Task to carry out - Copy out every line containing the word "ylabel".

Records from a data source
○ ○ ○ ○

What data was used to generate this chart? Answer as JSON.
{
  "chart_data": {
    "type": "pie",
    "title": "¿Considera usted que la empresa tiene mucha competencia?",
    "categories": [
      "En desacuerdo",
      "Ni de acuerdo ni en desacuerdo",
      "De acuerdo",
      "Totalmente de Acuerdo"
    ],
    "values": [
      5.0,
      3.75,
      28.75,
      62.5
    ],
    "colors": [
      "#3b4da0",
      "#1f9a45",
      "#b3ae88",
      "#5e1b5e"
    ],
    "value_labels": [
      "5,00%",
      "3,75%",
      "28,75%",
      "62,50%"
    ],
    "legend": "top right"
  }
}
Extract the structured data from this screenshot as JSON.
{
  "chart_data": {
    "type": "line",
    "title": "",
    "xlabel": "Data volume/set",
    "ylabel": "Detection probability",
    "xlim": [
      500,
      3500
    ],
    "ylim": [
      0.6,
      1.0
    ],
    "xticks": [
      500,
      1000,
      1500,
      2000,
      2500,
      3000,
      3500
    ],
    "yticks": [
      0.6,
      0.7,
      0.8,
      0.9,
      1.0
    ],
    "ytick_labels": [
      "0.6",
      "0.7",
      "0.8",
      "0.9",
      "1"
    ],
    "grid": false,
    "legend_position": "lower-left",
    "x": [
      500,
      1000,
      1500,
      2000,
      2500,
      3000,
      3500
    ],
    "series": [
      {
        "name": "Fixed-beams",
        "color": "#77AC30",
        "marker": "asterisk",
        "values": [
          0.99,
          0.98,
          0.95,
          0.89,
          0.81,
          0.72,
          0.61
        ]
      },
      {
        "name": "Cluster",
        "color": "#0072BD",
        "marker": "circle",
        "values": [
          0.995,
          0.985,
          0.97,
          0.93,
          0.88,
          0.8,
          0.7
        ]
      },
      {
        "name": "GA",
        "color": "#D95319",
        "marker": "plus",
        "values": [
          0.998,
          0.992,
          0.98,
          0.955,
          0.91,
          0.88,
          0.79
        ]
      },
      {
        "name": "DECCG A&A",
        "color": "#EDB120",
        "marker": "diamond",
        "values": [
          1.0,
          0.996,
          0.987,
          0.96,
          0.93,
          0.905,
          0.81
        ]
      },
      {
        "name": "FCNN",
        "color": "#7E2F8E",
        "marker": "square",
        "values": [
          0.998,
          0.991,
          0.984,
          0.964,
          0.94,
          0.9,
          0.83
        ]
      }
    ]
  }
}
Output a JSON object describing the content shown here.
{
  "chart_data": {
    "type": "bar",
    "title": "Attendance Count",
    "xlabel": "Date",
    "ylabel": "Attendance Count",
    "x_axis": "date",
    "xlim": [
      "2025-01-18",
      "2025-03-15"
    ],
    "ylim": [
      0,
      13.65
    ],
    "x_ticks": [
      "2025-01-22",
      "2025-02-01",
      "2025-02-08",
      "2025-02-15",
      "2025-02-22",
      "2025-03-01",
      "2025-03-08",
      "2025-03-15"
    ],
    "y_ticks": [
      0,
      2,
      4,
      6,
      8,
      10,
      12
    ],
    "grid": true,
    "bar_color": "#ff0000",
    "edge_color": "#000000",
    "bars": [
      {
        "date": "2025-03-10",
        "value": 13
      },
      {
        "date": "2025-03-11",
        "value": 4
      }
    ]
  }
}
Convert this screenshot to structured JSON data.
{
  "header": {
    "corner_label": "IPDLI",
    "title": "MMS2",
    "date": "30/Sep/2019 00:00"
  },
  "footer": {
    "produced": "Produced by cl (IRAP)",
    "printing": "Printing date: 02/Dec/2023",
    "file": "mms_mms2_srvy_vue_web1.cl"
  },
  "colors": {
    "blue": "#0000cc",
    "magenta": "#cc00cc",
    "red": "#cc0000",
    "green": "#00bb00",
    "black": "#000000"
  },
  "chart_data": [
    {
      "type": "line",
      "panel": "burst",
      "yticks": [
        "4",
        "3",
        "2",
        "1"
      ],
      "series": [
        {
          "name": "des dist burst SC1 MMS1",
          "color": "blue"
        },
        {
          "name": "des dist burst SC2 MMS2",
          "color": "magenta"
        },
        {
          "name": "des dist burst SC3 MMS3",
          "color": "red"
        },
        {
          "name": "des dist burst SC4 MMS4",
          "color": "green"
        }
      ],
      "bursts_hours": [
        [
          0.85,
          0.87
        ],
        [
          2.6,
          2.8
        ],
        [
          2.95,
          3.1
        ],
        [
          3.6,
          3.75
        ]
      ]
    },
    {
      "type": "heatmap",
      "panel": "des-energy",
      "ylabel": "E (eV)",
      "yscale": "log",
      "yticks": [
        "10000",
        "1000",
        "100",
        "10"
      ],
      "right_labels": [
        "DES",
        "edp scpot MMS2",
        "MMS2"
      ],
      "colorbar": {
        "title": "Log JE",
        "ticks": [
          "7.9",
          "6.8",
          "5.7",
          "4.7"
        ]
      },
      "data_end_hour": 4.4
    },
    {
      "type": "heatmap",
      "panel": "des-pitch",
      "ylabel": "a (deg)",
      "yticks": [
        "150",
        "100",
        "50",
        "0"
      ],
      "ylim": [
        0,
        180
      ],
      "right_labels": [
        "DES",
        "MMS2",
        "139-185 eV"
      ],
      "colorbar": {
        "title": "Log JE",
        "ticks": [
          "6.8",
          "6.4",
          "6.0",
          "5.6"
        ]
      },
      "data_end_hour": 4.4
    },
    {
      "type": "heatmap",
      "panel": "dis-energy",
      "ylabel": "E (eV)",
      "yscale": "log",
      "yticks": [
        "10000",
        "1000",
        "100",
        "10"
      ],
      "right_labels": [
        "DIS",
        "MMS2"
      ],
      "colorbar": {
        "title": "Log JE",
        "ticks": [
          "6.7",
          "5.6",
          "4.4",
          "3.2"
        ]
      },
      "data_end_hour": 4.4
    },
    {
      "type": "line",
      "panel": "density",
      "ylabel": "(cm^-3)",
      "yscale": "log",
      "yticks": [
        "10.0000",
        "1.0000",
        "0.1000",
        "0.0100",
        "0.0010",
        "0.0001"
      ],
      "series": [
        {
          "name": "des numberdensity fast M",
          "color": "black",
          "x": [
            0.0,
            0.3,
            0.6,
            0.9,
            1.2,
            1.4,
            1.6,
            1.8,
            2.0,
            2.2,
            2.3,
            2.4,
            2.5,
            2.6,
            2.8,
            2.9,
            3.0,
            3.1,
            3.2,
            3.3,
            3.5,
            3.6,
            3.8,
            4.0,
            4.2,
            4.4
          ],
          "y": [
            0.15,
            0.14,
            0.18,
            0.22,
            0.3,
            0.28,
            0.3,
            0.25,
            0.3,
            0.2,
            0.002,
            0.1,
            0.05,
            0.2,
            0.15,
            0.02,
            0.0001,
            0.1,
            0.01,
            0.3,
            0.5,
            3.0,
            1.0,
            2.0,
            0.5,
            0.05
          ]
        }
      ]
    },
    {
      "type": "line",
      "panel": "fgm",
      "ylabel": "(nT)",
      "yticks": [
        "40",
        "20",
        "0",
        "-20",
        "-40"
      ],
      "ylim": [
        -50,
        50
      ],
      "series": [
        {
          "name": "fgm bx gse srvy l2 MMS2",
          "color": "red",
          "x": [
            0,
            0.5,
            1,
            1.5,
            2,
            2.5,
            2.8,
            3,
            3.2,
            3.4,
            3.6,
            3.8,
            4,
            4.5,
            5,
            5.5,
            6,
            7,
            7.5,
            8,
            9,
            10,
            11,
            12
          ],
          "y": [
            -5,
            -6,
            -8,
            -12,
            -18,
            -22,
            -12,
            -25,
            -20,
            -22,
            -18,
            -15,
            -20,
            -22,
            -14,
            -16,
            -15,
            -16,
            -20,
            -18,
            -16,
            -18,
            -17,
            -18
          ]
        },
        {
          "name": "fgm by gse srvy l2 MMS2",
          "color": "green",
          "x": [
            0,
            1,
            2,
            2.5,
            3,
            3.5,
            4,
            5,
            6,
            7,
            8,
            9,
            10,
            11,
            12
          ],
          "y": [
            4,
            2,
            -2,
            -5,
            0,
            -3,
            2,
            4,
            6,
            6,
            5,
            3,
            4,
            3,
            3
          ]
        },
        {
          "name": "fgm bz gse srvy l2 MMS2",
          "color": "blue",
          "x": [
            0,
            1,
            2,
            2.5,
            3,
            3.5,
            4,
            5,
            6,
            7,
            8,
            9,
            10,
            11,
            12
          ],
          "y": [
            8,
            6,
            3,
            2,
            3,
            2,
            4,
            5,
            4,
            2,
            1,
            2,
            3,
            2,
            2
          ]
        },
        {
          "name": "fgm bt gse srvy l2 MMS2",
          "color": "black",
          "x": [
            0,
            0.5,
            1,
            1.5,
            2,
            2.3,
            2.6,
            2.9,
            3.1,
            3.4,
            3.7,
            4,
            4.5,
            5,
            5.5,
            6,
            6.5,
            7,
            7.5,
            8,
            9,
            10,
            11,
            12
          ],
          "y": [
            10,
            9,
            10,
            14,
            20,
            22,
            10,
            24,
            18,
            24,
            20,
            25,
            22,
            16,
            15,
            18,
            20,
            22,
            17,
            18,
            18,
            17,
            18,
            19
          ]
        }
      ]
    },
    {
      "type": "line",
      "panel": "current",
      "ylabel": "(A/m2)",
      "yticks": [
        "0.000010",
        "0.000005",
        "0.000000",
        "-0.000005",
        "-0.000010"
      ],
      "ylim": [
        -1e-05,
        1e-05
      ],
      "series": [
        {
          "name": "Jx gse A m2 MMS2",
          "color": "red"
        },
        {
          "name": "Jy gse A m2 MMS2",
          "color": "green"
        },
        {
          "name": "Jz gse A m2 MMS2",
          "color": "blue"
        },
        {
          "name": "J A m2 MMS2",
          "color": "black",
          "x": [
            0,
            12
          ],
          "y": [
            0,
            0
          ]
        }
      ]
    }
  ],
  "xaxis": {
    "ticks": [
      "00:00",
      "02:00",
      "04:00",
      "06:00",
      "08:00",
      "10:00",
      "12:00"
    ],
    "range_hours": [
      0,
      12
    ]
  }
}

○ ○ ○ ○

Response to the task -
    "ylabel": "Detection probability",
    "ylabel": "Attendance Count",
      "ylabel": "E (eV)",
      "ylabel": "a (deg)",
      "ylabel": "E (eV)",
      "ylabel": "(cm^-3)",
      "ylabel": "(nT)",
      "ylabel": "(A/m2)",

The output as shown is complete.